- **Data**:
++++
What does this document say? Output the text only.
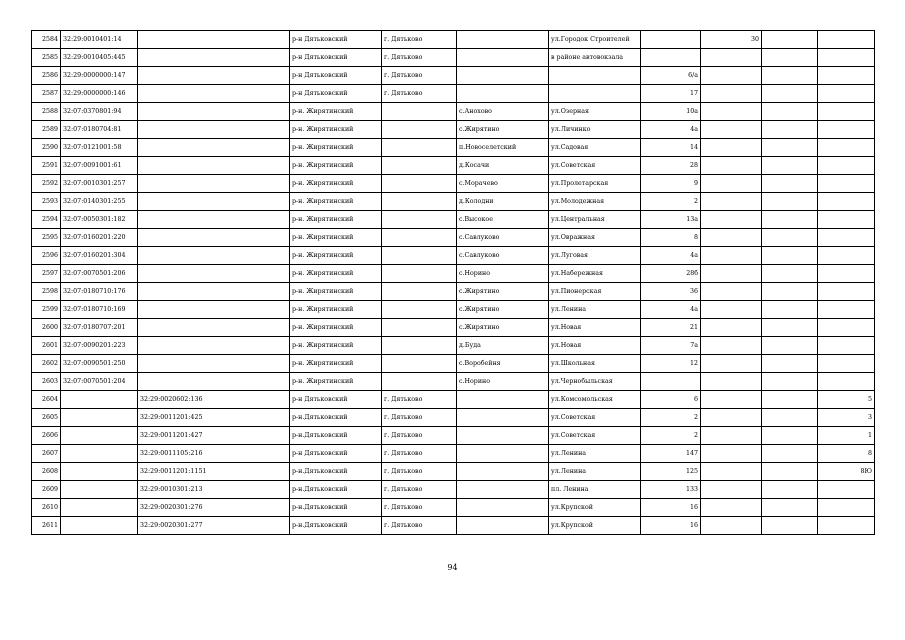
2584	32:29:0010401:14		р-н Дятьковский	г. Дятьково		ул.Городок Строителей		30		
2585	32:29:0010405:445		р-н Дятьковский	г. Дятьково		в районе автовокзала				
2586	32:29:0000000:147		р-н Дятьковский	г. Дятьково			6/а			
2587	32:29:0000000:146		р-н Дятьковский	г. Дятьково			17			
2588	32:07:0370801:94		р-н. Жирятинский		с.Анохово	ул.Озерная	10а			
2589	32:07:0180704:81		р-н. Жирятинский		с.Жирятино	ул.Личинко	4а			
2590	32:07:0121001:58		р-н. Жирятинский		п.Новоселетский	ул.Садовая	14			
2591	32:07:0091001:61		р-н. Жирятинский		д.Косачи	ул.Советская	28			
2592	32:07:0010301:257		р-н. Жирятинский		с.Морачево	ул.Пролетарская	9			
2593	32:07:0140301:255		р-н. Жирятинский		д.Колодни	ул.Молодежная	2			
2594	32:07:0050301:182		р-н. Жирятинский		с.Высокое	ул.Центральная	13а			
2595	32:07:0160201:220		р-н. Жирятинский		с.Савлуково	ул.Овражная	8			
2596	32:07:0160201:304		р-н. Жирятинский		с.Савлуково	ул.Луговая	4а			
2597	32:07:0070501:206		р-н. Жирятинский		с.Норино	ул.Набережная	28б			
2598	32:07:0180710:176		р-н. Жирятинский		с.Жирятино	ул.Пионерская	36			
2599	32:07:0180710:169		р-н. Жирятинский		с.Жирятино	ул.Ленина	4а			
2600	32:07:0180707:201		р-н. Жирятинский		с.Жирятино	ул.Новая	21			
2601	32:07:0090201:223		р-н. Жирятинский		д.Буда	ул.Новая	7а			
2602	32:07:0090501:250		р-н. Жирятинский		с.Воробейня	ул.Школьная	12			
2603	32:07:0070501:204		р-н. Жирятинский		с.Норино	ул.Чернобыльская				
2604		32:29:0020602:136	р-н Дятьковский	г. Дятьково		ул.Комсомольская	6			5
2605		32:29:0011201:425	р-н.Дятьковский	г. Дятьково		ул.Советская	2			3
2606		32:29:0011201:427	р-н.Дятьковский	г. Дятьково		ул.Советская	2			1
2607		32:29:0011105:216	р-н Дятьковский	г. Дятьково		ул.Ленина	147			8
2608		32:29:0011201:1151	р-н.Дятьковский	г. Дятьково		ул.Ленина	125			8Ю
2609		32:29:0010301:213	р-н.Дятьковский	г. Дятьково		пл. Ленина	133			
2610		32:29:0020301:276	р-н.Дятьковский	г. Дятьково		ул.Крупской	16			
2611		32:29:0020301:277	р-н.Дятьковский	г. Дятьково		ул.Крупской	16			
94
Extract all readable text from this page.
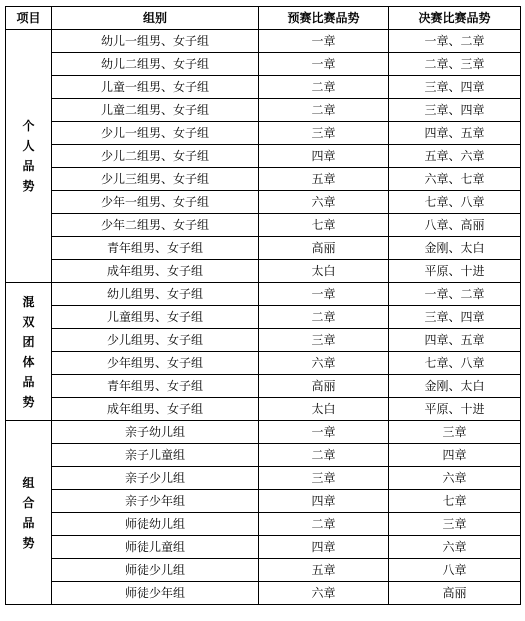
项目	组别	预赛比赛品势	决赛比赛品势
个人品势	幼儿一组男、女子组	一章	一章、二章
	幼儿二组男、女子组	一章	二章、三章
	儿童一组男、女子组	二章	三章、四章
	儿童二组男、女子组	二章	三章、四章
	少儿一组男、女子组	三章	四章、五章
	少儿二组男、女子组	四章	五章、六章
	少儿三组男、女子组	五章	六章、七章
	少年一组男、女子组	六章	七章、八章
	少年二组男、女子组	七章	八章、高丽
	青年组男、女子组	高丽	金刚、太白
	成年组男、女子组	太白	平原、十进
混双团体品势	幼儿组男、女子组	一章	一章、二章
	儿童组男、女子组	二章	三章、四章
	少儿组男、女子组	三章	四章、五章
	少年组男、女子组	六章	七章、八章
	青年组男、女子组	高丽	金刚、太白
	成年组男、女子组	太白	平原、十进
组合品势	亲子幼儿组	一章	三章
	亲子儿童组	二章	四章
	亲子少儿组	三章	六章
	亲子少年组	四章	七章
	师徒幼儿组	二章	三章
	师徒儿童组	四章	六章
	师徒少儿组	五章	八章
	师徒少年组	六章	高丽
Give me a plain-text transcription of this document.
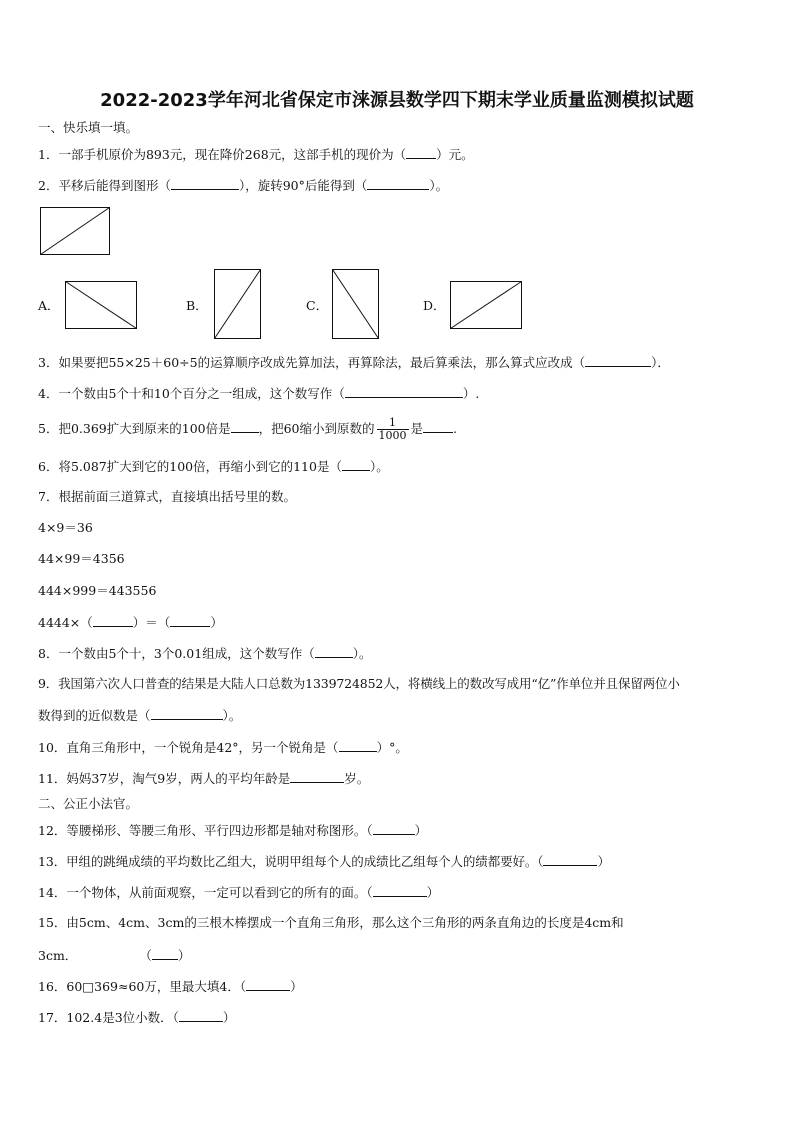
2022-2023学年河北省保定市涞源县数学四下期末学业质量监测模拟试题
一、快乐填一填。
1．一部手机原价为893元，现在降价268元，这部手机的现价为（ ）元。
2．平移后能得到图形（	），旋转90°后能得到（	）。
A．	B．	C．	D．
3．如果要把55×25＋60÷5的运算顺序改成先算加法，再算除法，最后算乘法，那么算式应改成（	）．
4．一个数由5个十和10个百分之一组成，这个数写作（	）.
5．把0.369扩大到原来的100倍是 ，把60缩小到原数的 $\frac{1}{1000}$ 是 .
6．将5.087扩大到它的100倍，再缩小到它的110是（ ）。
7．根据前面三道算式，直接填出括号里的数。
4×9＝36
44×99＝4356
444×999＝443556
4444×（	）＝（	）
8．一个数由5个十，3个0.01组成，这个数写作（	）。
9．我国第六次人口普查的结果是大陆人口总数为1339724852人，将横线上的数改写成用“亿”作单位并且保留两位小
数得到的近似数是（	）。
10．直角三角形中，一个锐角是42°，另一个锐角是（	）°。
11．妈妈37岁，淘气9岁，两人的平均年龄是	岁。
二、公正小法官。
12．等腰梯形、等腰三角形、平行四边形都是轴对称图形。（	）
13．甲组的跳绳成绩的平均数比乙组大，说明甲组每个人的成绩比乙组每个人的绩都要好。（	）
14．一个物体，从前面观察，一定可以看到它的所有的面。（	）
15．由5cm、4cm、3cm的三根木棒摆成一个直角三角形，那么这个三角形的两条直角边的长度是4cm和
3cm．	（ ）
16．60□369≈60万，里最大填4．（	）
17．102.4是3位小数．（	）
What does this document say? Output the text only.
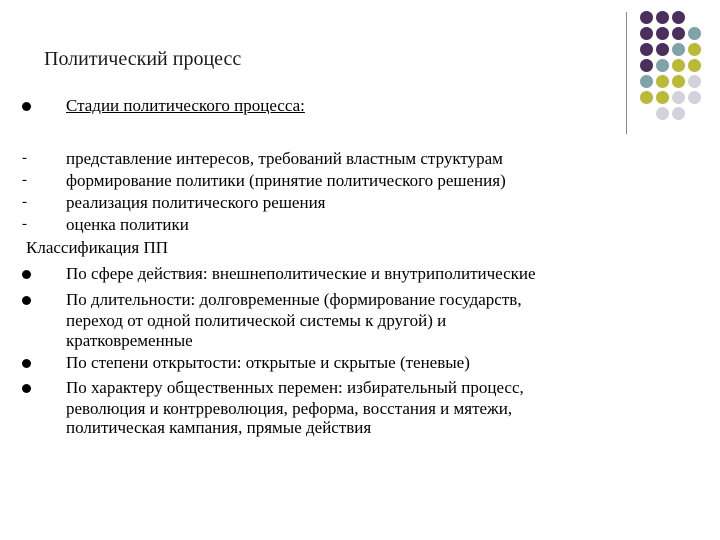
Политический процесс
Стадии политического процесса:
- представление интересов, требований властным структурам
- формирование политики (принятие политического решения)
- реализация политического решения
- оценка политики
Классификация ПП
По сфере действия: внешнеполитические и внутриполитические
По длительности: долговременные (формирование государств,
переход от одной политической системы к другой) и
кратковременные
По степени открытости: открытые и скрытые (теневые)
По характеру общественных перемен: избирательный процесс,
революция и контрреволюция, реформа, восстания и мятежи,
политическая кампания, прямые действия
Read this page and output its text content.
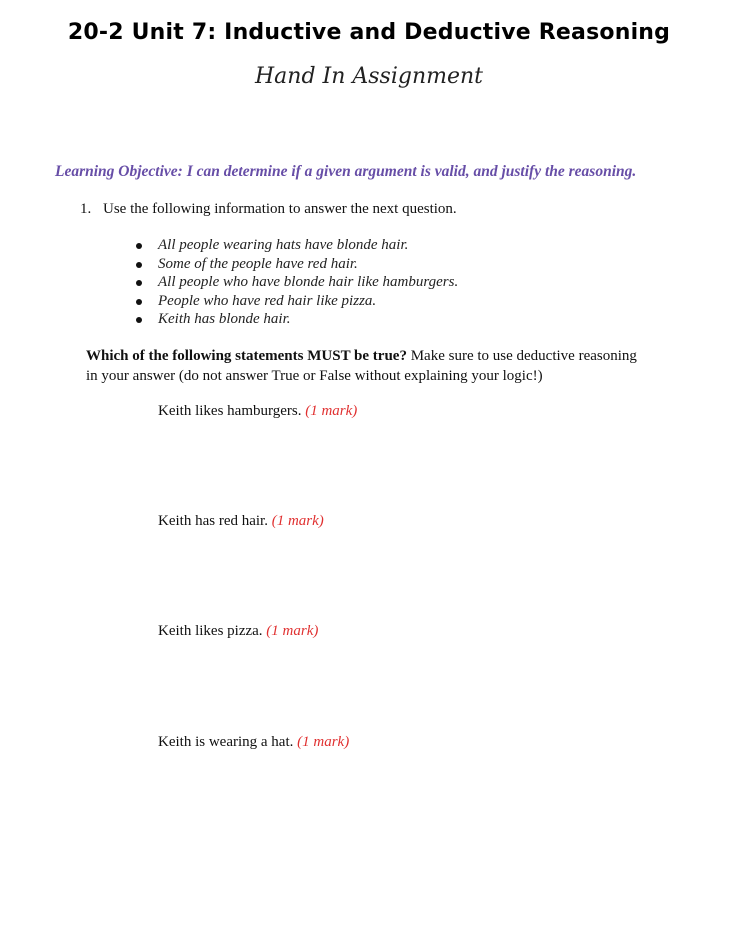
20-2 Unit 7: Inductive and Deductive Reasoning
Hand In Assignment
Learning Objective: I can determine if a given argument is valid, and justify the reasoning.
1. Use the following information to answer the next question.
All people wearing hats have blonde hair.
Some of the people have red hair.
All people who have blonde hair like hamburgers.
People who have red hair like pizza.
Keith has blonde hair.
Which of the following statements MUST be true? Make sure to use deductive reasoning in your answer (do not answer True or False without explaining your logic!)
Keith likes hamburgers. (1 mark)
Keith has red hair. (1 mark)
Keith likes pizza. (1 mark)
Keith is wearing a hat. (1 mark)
++++
- **Stated exercise**: Omit the pictures and restate the rest of the records verbatim.

- **Result of the task**:
What does this document say? Output the text only.
2584	32:29:0010401:14		р-н Дятьковский	г. Дятьково		ул.Городок Строителей		30		
2585	32:29:0010405:445		р-н Дятьковский	г. Дятьково		в районе автовокзала				
2586	32:29:0000000:147		р-н Дятьковский	г. Дятьково			6/а			
2587	32:29:0000000:146		р-н Дятьковский	г. Дятьково			17			
2588	32:07:0370801:94		р-н. Жирятинский		с.Анохово	ул.Озерная	10а			
2589	32:07:0180704:81		р-н. Жирятинский		с.Жирятино	ул.Личинко	4а			
2590	32:07:0121001:58		р-н. Жирятинский		п.Новоселетский	ул.Садовая	14			
2591	32:07:0091001:61		р-н. Жирятинский		д.Косачи	ул.Советская	28			
2592	32:07:0010301:257		р-н. Жирятинский		с.Морачево	ул.Пролетарская	9			
2593	32:07:0140301:255		р-н. Жирятинский		д.Колодни	ул.Молодежная	2			
2594	32:07:0050301:182		р-н. Жирятинский		с.Высокое	ул.Центральная	13а			
2595	32:07:0160201:220		р-н. Жирятинский		с.Савлуково	ул.Овражная	8			
2596	32:07:0160201:304		р-н. Жирятинский		с.Савлуково	ул.Луговая	4а			
2597	32:07:0070501:206		р-н. Жирятинский		с.Норино	ул.Набережная	28б			
2598	32:07:0180710:176		р-н. Жирятинский		с.Жирятино	ул.Пионерская	36			
2599	32:07:0180710:169		р-н. Жирятинский		с.Жирятино	ул.Ленина	4а			
2600	32:07:0180707:201		р-н. Жирятинский		с.Жирятино	ул.Новая	21			
2601	32:07:0090201:223		р-н. Жирятинский		д.Буда	ул.Новая	7а			
2602	32:07:0090501:250		р-н. Жирятинский		с.Воробейня	ул.Школьная	12			
2603	32:07:0070501:204		р-н. Жирятинский		с.Норино	ул.Чернобыльская				
2604		32:29:0020602:136	р-н Дятьковский	г. Дятьково		ул.Комсомольская	6			5
2605		32:29:0011201:425	р-н.Дятьковский	г. Дятьково		ул.Советская	2			3
2606		32:29:0011201:427	р-н.Дятьковский	г. Дятьково		ул.Советская	2			1
2607		32:29:0011105:216	р-н Дятьковский	г. Дятьково		ул.Ленина	147			8
2608		32:29:0011201:1151	р-н.Дятьковский	г. Дятьково		ул.Ленина	125			8Ю
2609		32:29:0010301:213	р-н.Дятьковский	г. Дятьково		пл. Ленина	133			
2610		32:29:0020301:276	р-н.Дятьковский	г. Дятьково		ул.Крупской	16			
2611		32:29:0020301:277	р-н.Дятьковский	г. Дятьково		ул.Крупской	16			
94
Extract all readable text from this page.
项目	组别	预赛比赛品势	决赛比赛品势
个人品势	幼儿一组男、女子组	一章	一章、二章
	幼儿二组男、女子组	一章	二章、三章
	儿童一组男、女子组	二章	三章、四章
	儿童二组男、女子组	二章	三章、四章
	少儿一组男、女子组	三章	四章、五章
	少儿二组男、女子组	四章	五章、六章
	少儿三组男、女子组	五章	六章、七章
	少年一组男、女子组	六章	七章、八章
	少年二组男、女子组	七章	八章、高丽
	青年组男、女子组	高丽	金刚、太白
	成年组男、女子组	太白	平原、十进
混双团体品势	幼儿组男、女子组	一章	一章、二章
	儿童组男、女子组	二章	三章、四章
	少儿组男、女子组	三章	四章、五章
	少年组男、女子组	六章	七章、八章
	青年组男、女子组	高丽	金刚、太白
	成年组男、女子组	太白	平原、十进
组合品势	亲子幼儿组	一章	三章
	亲子儿童组	二章	四章
	亲子少儿组	三章	六章
	亲子少年组	四章	七章
	师徒幼儿组	二章	三章
	师徒儿童组	四章	六章
	师徒少儿组	五章	八章
	师徒少年组	六章	高丽
Give me a plain-text transcription of this document.
2022-2023学年河北省保定市涞源县数学四下期末学业质量监测模拟试题
一、快乐填一填。
1．一部手机原价为893元，现在降价268元，这部手机的现价为（ ）元。
2．平移后能得到图形（	），旋转90°后能得到（	）。
A．	B．	C．	D．
3．如果要把55×25＋60÷5的运算顺序改成先算加法，再算除法，最后算乘法，那么算式应改成（	）．
4．一个数由5个十和10个百分之一组成，这个数写作（	）.
5．把0.369扩大到原来的100倍是 ，把60缩小到原数的 $\frac{1}{1000}$ 是 .
6．将5.087扩大到它的100倍，再缩小到它的110是（ ）。
7．根据前面三道算式，直接填出括号里的数。
4×9＝36
44×99＝4356
444×999＝443556
4444×（	）＝（	）
8．一个数由5个十，3个0.01组成，这个数写作（	）。
9．我国第六次人口普查的结果是大陆人口总数为1339724852人，将横线上的数改写成用“亿”作单位并且保留两位小
数得到的近似数是（	）。
10．直角三角形中，一个锐角是42°，另一个锐角是（	）°。
11．妈妈37岁，淘气9岁，两人的平均年龄是	岁。
二、公正小法官。
12．等腰梯形、等腰三角形、平行四边形都是轴对称图形。（	）
13．甲组的跳绳成绩的平均数比乙组大，说明甲组每个人的成绩比乙组每个人的绩都要好。（	）
14．一个物体，从前面观察，一定可以看到它的所有的面。（	）
15．由5cm、4cm、3cm的三根木棒摆成一个直角三角形，那么这个三角形的两条直角边的长度是4cm和
3cm．	（ ）
16．60□369≈60万，里最大填4．（	）
17．102.4是3位小数．（	）
What does this document say? Output the text only.
Политический процесс
Стадии политического процесса:
- представление интересов, требований властным структурам
- формирование политики (принятие политического решения)
- реализация политического решения
- оценка политики
Классификация ПП
По сфере действия: внешнеполитические и внутриполитические
По длительности: долговременные (формирование государств,
переход от одной политической системы к другой) и
кратковременные
По степени открытости: открытые и скрытые (теневые)
По характеру общественных перемен: избирательный процесс,
революция и контрреволюция, реформа, восстания и мятежи,
политическая кампания, прямые действия
Read this page and output its text content.
20-2 Unit 7: Inductive and Deductive Reasoning
Hand In Assignment
Learning Objective: I can determine if a given argument is valid, and justify the reasoning.
1. Use the following information to answer the next question.
All people wearing hats have blonde hair.
Some of the people have red hair.
All people who have blonde hair like hamburgers.
People who have red hair like pizza.
Keith has blonde hair.
Which of the following statements MUST be true? Make sure to use deductive reasoning in your answer (do not answer True or False without explaining your logic!)
Keith likes hamburgers. (1 mark)
Keith has red hair. (1 mark)
Keith likes pizza. (1 mark)
Keith is wearing a hat. (1 mark)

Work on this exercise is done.